◆ Exercise: Repeat each line exactly, leaving nothing out.

◆ Available data:

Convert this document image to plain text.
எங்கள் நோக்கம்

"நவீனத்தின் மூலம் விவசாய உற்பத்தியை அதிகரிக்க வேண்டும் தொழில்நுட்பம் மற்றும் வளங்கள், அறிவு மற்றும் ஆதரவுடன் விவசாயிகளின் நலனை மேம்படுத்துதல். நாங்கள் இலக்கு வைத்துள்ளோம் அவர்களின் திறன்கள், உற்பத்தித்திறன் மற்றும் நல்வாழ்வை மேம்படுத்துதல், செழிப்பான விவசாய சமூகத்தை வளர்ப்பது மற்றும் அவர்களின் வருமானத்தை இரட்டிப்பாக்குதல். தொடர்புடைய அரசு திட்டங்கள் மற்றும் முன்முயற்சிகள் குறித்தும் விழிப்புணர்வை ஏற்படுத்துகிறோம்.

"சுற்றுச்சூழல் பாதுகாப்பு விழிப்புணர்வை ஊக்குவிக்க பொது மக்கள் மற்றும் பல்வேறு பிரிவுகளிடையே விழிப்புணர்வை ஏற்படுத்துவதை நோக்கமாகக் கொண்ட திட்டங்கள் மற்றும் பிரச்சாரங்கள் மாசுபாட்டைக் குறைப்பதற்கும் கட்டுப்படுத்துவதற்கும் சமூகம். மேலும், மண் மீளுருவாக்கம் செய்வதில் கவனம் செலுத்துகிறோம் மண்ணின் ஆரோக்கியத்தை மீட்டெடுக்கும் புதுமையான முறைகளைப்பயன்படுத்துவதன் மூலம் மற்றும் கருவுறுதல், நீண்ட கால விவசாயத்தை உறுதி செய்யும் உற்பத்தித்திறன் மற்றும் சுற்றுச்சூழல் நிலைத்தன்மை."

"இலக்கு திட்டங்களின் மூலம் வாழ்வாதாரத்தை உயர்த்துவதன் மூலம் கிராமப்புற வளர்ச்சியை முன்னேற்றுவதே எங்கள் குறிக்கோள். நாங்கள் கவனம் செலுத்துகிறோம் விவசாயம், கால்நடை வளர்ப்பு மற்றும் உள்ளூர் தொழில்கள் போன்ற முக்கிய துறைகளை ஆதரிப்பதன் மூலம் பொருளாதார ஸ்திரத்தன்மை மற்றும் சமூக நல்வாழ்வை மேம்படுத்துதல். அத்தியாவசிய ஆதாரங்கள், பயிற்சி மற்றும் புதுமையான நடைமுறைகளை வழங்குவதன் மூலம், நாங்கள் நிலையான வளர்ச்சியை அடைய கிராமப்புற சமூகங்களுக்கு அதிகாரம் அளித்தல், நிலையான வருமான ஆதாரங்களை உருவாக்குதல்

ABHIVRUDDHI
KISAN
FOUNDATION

◆ Response:
Convert this document image to plain text.
எங்கள் நோக்கம்

"நவீனத்தின் மூலம் விவசாய உற்பத்தியை அதிகரிக்க வேண்டும் தொழில்நுட்பம் மற்றும் வளங்கள், அறிவு மற்றும் ஆதரவுடன் விவசாயிகளின் நலனை மேம்படுத்துதல். நாங்கள் இலக்கு வைத்துள்ளோம் அவர்களின் திறன்கள், உற்பத்தித்திறன் மற்றும் நல்வாழ்வை மேம்படுத்துதல், செழிப்பான விவசாய சமூகத்தை வளர்ப்பது மற்றும் அவர்களின் வருமானத்தை இரட்டிப்பாக்குதல். தொடர்புடைய அரசு திட்டங்கள் மற்றும் முன்முயற்சிகள் குறித்தும் விழிப்புணர்வை ஏற்படுத்துகிறோம்.

"சுற்றுச்சூழல் பாதுகாப்பு விழிப்புணர்வை ஊக்குவிக்க பொது மக்கள் மற்றும் பல்வேறு பிரிவுகளிடையே விழிப்புணர்வை ஏற்படுத்துவதை நோக்கமாகக் கொண்ட திட்டங்கள் மற்றும் பிரச்சாரங்கள் மாசுபாட்டைக் குறைப்பதற்கும் கட்டுப்படுத்துவதற்கும் சமூகம். மேலும், மண் மீளுருவாக்கம் செய்வதில் கவனம் செலுத்துகிறோம் மண்ணின் ஆரோக்கியத்தை மீட்டெடுக்கும் புதுமையான முறைகளைப்பயன்படுத்துவதன் மூலம் மற்றும் கருவுறுதல், நீண்ட கால விவசாயத்தை உறுதி செய்யும் உற்பத்தித்திறன் மற்றும் சுற்றுச்சூழல் நிலைத்தன்மை."

"இலக்கு திட்டங்களின் மூலம் வாழ்வாதாரத்தை உயர்த்துவதன் மூலம் கிராமப்புற வளர்ச்சியை முன்னேற்றுவதே எங்கள் குறிக்கோள். நாங்கள் கவனம் செலுத்துகிறோம் விவசாயம், கால்நடை வளர்ப்பு மற்றும் உள்ளூர் தொழில்கள் போன்ற முக்கிய துறைகளை ஆதரிப்பதன் மூலம் பொருளாதார ஸ்திரத்தன்மை மற்றும் சமூக நல்வாழ்வை மேம்படுத்துதல். அத்தியாவசிய ஆதாரங்கள், பயிற்சி மற்றும் புதுமையான நடைமுறைகளை வழங்குவதன் மூலம், நாங்கள் நிலையான வளர்ச்சியை அடைய கிராமப்புற சமூகங்களுக்கு அதிகாரம் அளித்தல், நிலையான வருமான ஆதாரங்களை உருவாக்குதல்

ABHIVRUDDHI
KISAN
FOUNDATION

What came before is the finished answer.